### Given instruction
Only a number is wanted: how many lines in the listing contain the word "from"?

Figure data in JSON
===

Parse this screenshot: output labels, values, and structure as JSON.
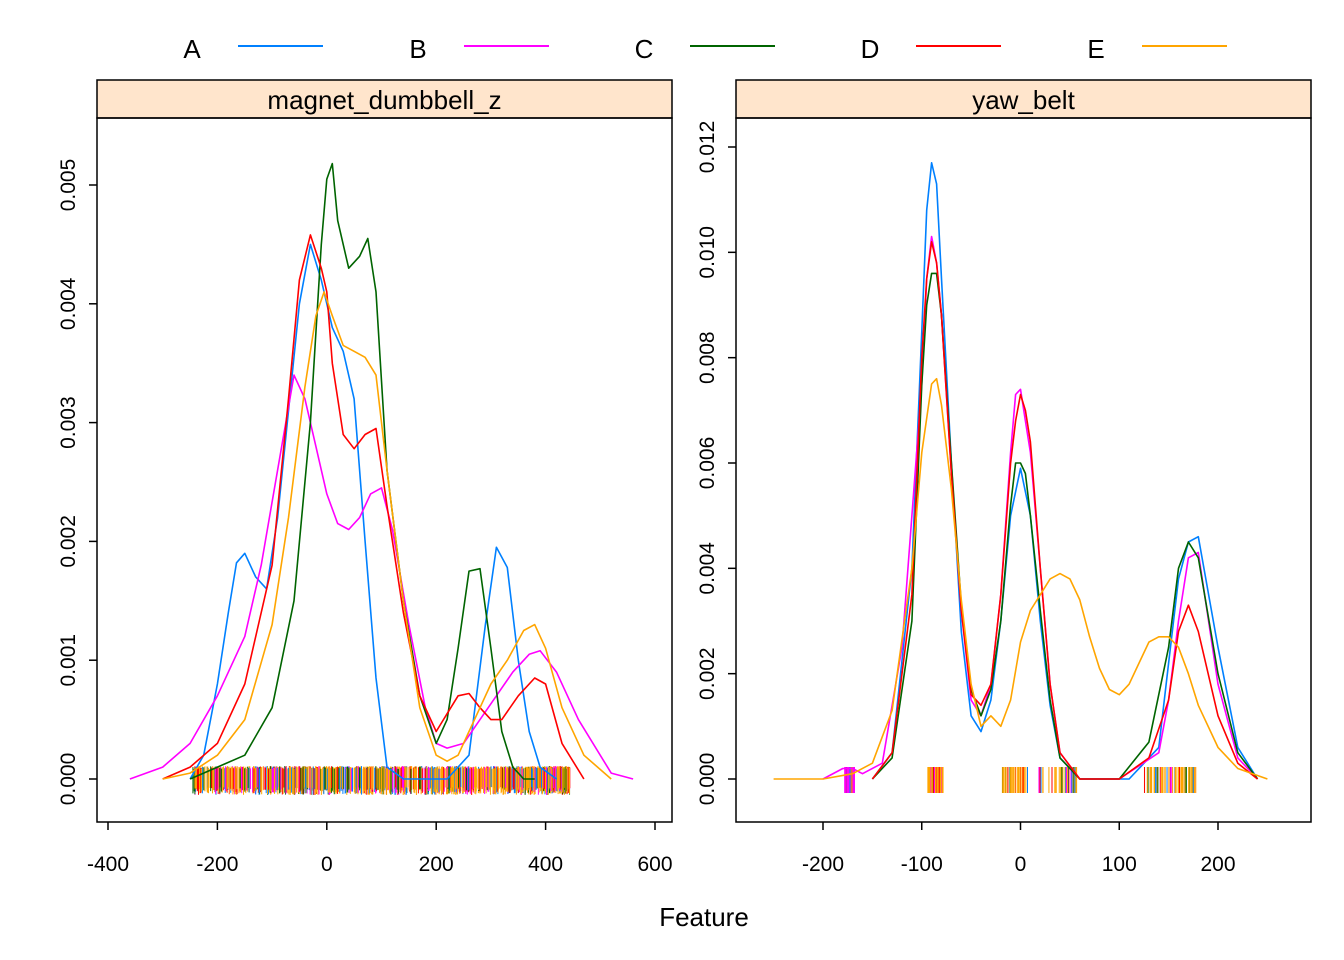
{
  "legend": [
    {
      "label": "A",
      "color": "#0080ff"
    },
    {
      "label": "B",
      "color": "#ff00ff"
    },
    {
      "label": "C",
      "color": "#006400"
    },
    {
      "label": "D",
      "color": "#ff0000"
    },
    {
      "label": "E",
      "color": "#ffa500"
    }
  ],
  "xlabel": "Feature",
  "chart_data": [
    {
      "type": "line",
      "panel": "magnet_dumbbell_z",
      "xlim": [
        -400,
        600
      ],
      "ylim": [
        0,
        0.005
      ],
      "x_ticks": [
        -400,
        -200,
        0,
        200,
        400,
        600
      ],
      "x_tick_labels": [
        "-400",
        "-200",
        "0",
        "200",
        "400",
        "600"
      ],
      "y_ticks": [
        0.0,
        0.001,
        0.002,
        0.003,
        0.004,
        0.005
      ],
      "y_tick_labels": [
        "0.000",
        "0.001",
        "0.002",
        "0.003",
        "0.004",
        "0.005"
      ],
      "rug": {
        "from": -245,
        "to": 445,
        "dense_to": 400
      },
      "series": [
        {
          "name": "A",
          "x": [
            -250,
            -225,
            -200,
            -180,
            -165,
            -150,
            -130,
            -110,
            -90,
            -70,
            -50,
            -30,
            -10,
            10,
            30,
            50,
            70,
            90,
            110,
            140,
            180,
            220,
            260,
            290,
            310,
            330,
            350,
            370,
            390,
            420
          ],
          "y": [
            0,
            0.0002,
            0.0008,
            0.0014,
            0.00182,
            0.0019,
            0.0017,
            0.0016,
            0.0022,
            0.0031,
            0.004,
            0.0045,
            0.0042,
            0.0038,
            0.0036,
            0.0032,
            0.002,
            0.00085,
            0.0001,
            0,
            0,
            0,
            0.0002,
            0.0013,
            0.00195,
            0.00178,
            0.001,
            0.0004,
            0.0001,
            0
          ]
        },
        {
          "name": "B",
          "x": [
            -360,
            -300,
            -250,
            -200,
            -150,
            -120,
            -90,
            -60,
            -40,
            -20,
            0,
            20,
            40,
            60,
            80,
            100,
            120,
            150,
            180,
            200,
            220,
            250,
            280,
            310,
            340,
            370,
            390,
            420,
            460,
            520,
            560
          ],
          "y": [
            0,
            0.0001,
            0.0003,
            0.0007,
            0.0012,
            0.0018,
            0.0026,
            0.0034,
            0.0032,
            0.0028,
            0.0024,
            0.00215,
            0.0021,
            0.0022,
            0.0024,
            0.00245,
            0.0021,
            0.0013,
            0.0006,
            0.0003,
            0.00026,
            0.0003,
            0.0005,
            0.0007,
            0.0009,
            0.00105,
            0.00108,
            0.0009,
            0.0005,
            5e-05,
            0
          ]
        },
        {
          "name": "C",
          "x": [
            -250,
            -200,
            -150,
            -100,
            -60,
            -30,
            -10,
            0,
            10,
            20,
            40,
            60,
            75,
            90,
            110,
            140,
            170,
            200,
            220,
            240,
            260,
            280,
            300,
            320,
            340,
            360,
            380
          ],
          "y": [
            0,
            0.0001,
            0.0002,
            0.0006,
            0.0015,
            0.003,
            0.0045,
            0.00505,
            0.00518,
            0.0047,
            0.0043,
            0.0044,
            0.00455,
            0.0041,
            0.0026,
            0.0015,
            0.0007,
            0.0003,
            0.0005,
            0.0011,
            0.00175,
            0.00177,
            0.0011,
            0.0004,
            0.0001,
            0,
            0
          ]
        },
        {
          "name": "D",
          "x": [
            -300,
            -250,
            -200,
            -150,
            -100,
            -70,
            -50,
            -30,
            -10,
            0,
            10,
            30,
            50,
            70,
            90,
            110,
            140,
            170,
            200,
            220,
            240,
            260,
            280,
            300,
            320,
            350,
            380,
            400,
            430,
            470
          ],
          "y": [
            0,
            0.0001,
            0.0003,
            0.0008,
            0.0018,
            0.0032,
            0.0042,
            0.00458,
            0.0043,
            0.0041,
            0.0035,
            0.0029,
            0.00278,
            0.0029,
            0.00295,
            0.0023,
            0.0014,
            0.0007,
            0.0004,
            0.00055,
            0.0007,
            0.00072,
            0.0006,
            0.0005,
            0.0005,
            0.0007,
            0.00085,
            0.0008,
            0.0003,
            0
          ]
        },
        {
          "name": "E",
          "x": [
            -300,
            -250,
            -200,
            -150,
            -100,
            -70,
            -40,
            -20,
            -5,
            10,
            30,
            50,
            70,
            90,
            110,
            140,
            170,
            200,
            220,
            240,
            260,
            280,
            300,
            330,
            360,
            380,
            400,
            430,
            470,
            520
          ],
          "y": [
            0,
            5e-05,
            0.0002,
            0.0005,
            0.0013,
            0.0022,
            0.0033,
            0.0039,
            0.0041,
            0.0039,
            0.00365,
            0.0036,
            0.00355,
            0.0034,
            0.0026,
            0.0015,
            0.0006,
            0.0002,
            0.00015,
            0.0002,
            0.0004,
            0.0006,
            0.0008,
            0.001,
            0.00125,
            0.0013,
            0.0011,
            0.0006,
            0.0002,
            0
          ]
        }
      ]
    },
    {
      "type": "line",
      "panel": "yaw_belt",
      "xlim": [
        -260,
        260
      ],
      "ylim": [
        0,
        0.012
      ],
      "x_ticks": [
        -200,
        -100,
        0,
        100,
        200
      ],
      "x_tick_labels": [
        "-200",
        "-100",
        "0",
        "100",
        "200"
      ],
      "y_ticks": [
        0.0,
        0.002,
        0.004,
        0.006,
        0.008,
        0.01,
        0.012
      ],
      "y_tick_labels": [
        "0.000",
        "0.002",
        "0.004",
        "0.006",
        "0.008",
        "0.010",
        "0.012"
      ],
      "rug_clusters": [
        {
          "from": -178,
          "to": -168,
          "color": "#ff00ff"
        },
        {
          "from": -95,
          "to": -78,
          "color": "#ffa500"
        },
        {
          "from": -20,
          "to": 60,
          "color": "#ffa500"
        },
        {
          "from": 125,
          "to": 178,
          "color": "#ffa500"
        }
      ],
      "series": [
        {
          "name": "A",
          "x": [
            -150,
            -130,
            -110,
            -100,
            -95,
            -90,
            -85,
            -80,
            -70,
            -60,
            -50,
            -40,
            -30,
            -20,
            -10,
            0,
            10,
            20,
            30,
            40,
            60,
            80,
            110,
            140,
            150,
            160,
            170,
            180,
            200,
            220,
            240
          ],
          "y": [
            0,
            0.0005,
            0.004,
            0.0085,
            0.0108,
            0.0117,
            0.0113,
            0.0095,
            0.006,
            0.0028,
            0.0012,
            0.0009,
            0.0015,
            0.003,
            0.005,
            0.0059,
            0.005,
            0.003,
            0.0014,
            0.0004,
            0,
            0,
            0,
            0.0006,
            0.0022,
            0.0038,
            0.0045,
            0.0046,
            0.0025,
            0.0006,
            0
          ]
        },
        {
          "name": "B",
          "x": [
            -200,
            -180,
            -170,
            -160,
            -140,
            -120,
            -100,
            -95,
            -90,
            -85,
            -80,
            -70,
            -60,
            -50,
            -40,
            -30,
            -20,
            -10,
            -5,
            0,
            5,
            10,
            20,
            30,
            40,
            60,
            100,
            140,
            150,
            160,
            170,
            180,
            200,
            220,
            240
          ],
          "y": [
            0,
            0.0002,
            0.0002,
            0.0001,
            0.0003,
            0.0025,
            0.0075,
            0.0095,
            0.0103,
            0.0098,
            0.0088,
            0.0058,
            0.0032,
            0.0015,
            0.0012,
            0.0018,
            0.0035,
            0.0062,
            0.0073,
            0.0074,
            0.0068,
            0.0062,
            0.004,
            0.0018,
            0.0005,
            0,
            0,
            0.0005,
            0.0015,
            0.003,
            0.0042,
            0.0043,
            0.0018,
            0.0004,
            0
          ]
        },
        {
          "name": "C",
          "x": [
            -150,
            -130,
            -110,
            -100,
            -95,
            -90,
            -85,
            -80,
            -70,
            -60,
            -50,
            -40,
            -30,
            -20,
            -10,
            -5,
            0,
            5,
            10,
            20,
            30,
            40,
            60,
            100,
            130,
            150,
            160,
            170,
            180,
            200,
            220,
            240
          ],
          "y": [
            0,
            0.0004,
            0.003,
            0.0075,
            0.009,
            0.0096,
            0.0096,
            0.0088,
            0.006,
            0.0033,
            0.0017,
            0.0012,
            0.0017,
            0.003,
            0.0052,
            0.006,
            0.006,
            0.0058,
            0.005,
            0.0032,
            0.0015,
            0.0004,
            0,
            0,
            0.0007,
            0.0025,
            0.004,
            0.0045,
            0.0042,
            0.002,
            0.0005,
            0
          ]
        },
        {
          "name": "D",
          "x": [
            -150,
            -130,
            -110,
            -100,
            -95,
            -90,
            -85,
            -80,
            -70,
            -60,
            -50,
            -40,
            -30,
            -20,
            -10,
            -5,
            0,
            5,
            10,
            20,
            30,
            40,
            60,
            100,
            130,
            150,
            160,
            170,
            180,
            200,
            220,
            240
          ],
          "y": [
            0,
            0.0005,
            0.0035,
            0.008,
            0.0095,
            0.0102,
            0.0098,
            0.0088,
            0.0058,
            0.0032,
            0.0016,
            0.0014,
            0.0018,
            0.0035,
            0.006,
            0.0068,
            0.0073,
            0.007,
            0.0064,
            0.004,
            0.0018,
            0.0005,
            0,
            0,
            0.0004,
            0.0015,
            0.0028,
            0.0033,
            0.0028,
            0.0012,
            0.0003,
            0
          ]
        },
        {
          "name": "E",
          "x": [
            -250,
            -200,
            -170,
            -150,
            -130,
            -110,
            -100,
            -90,
            -85,
            -80,
            -70,
            -60,
            -50,
            -40,
            -30,
            -20,
            -10,
            0,
            10,
            20,
            30,
            40,
            50,
            60,
            70,
            80,
            90,
            100,
            110,
            120,
            130,
            140,
            150,
            160,
            170,
            180,
            200,
            220,
            250
          ],
          "y": [
            0,
            0,
            0.0001,
            0.0003,
            0.0013,
            0.004,
            0.0062,
            0.0075,
            0.0076,
            0.0071,
            0.0055,
            0.0034,
            0.0018,
            0.001,
            0.0012,
            0.001,
            0.0015,
            0.0026,
            0.0032,
            0.0035,
            0.0038,
            0.0039,
            0.0038,
            0.0034,
            0.0027,
            0.0021,
            0.0017,
            0.0016,
            0.0018,
            0.0022,
            0.0026,
            0.0027,
            0.0027,
            0.0025,
            0.002,
            0.0014,
            0.0006,
            0.0002,
            0
          ]
        }
      ]
    }
  ]
}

===

### Expected output
5